## What this task involves
Output all lines exactly, with nothing added or dropped.

──────── Dataset excerpts

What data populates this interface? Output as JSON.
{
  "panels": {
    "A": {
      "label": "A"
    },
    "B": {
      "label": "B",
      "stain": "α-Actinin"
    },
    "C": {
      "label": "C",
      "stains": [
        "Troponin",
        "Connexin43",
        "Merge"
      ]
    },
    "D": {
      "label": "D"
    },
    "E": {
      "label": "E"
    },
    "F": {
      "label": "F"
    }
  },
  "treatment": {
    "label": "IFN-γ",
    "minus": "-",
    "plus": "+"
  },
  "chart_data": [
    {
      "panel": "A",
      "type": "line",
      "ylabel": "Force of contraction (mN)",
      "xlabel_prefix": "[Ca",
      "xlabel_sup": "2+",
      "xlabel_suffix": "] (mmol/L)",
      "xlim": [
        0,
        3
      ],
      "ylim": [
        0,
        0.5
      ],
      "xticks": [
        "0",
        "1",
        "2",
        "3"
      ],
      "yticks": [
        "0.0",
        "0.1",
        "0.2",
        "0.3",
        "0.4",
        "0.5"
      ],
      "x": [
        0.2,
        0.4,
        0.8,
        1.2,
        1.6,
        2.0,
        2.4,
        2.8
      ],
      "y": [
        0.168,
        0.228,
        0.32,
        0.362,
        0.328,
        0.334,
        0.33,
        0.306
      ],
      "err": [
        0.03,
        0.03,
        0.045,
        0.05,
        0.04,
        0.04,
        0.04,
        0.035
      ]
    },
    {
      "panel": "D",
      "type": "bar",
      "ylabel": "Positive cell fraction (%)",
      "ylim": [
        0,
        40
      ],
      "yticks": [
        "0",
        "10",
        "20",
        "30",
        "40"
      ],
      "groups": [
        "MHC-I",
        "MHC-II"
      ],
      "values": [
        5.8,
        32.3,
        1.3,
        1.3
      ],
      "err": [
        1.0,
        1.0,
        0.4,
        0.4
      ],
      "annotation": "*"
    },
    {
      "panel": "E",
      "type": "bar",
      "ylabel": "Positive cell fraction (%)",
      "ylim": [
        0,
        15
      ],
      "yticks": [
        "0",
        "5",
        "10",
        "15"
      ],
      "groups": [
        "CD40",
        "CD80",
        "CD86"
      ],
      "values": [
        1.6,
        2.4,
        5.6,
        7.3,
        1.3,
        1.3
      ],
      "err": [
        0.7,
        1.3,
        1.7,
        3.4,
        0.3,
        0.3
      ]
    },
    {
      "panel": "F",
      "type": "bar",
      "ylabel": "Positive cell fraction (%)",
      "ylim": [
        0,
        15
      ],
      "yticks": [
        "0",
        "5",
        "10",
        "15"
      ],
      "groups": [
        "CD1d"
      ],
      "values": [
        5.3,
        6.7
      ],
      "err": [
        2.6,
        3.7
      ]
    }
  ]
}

────────────────

## Correct result
What data populates this interface? Output as JSON.
{
  "panels": {
    "A": {
      "label": "A"
    },
    "B": {
      "label": "B",
      "stain": "α-Actinin"
    },
    "C": {
      "label": "C",
      "stains": [
        "Troponin",
        "Connexin43",
        "Merge"
      ]
    },
    "D": {
      "label": "D"
    },
    "E": {
      "label": "E"
    },
    "F": {
      "label": "F"
    }
  },
  "treatment": {
    "label": "IFN-γ",
    "minus": "-",
    "plus": "+"
  },
  "chart_data": [
    {
      "panel": "A",
      "type": "line",
      "ylabel": "Force of contraction (mN)",
      "xlabel_prefix": "[Ca",
      "xlabel_sup": "2+",
      "xlabel_suffix": "] (mmol/L)",
      "xlim": [
        0,
        3
      ],
      "ylim": [
        0,
        0.5
      ],
      "xticks": [
        "0",
        "1",
        "2",
        "3"
      ],
      "yticks": [
        "0.0",
        "0.1",
        "0.2",
        "0.3",
        "0.4",
        "0.5"
      ],
      "x": [
        0.2,
        0.4,
        0.8,
        1.2,
        1.6,
        2.0,
        2.4,
        2.8
      ],
      "y": [
        0.168,
        0.228,
        0.32,
        0.362,
        0.328,
        0.334,
        0.33,
        0.306
      ],
      "err": [
        0.03,
        0.03,
        0.045,
        0.05,
        0.04,
        0.04,
        0.04,
        0.035
      ]
    },
    {
      "panel": "D",
      "type": "bar",
      "ylabel": "Positive cell fraction (%)",
      "ylim": [
        0,
        40
      ],
      "yticks": [
        "0",
        "10",
        "20",
        "30",
        "40"
      ],
      "groups": [
        "MHC-I",
        "MHC-II"
      ],
      "values": [
        5.8,
        32.3,
        1.3,
        1.3
      ],
      "err": [
        1.0,
        1.0,
        0.4,
        0.4
      ],
      "annotation": "*"
    },
    {
      "panel": "E",
      "type": "bar",
      "ylabel": "Positive cell fraction (%)",
      "ylim": [
        0,
        15
      ],
      "yticks": [
        "0",
        "5",
        "10",
        "15"
      ],
      "groups": [
        "CD40",
        "CD80",
        "CD86"
      ],
      "values": [
        1.6,
        2.4,
        5.6,
        7.3,
        1.3,
        1.3
      ],
      "err": [
        0.7,
        1.3,
        1.7,
        3.4,
        0.3,
        0.3
      ]
    },
    {
      "panel": "F",
      "type": "bar",
      "ylabel": "Positive cell fraction (%)",
      "ylim": [
        0,
        15
      ],
      "yticks": [
        "0",
        "5",
        "10",
        "15"
      ],
      "groups": [
        "CD1d"
      ],
      "values": [
        5.3,
        6.7
      ],
      "err": [
        2.6,
        3.7
      ]
    }
  ]
}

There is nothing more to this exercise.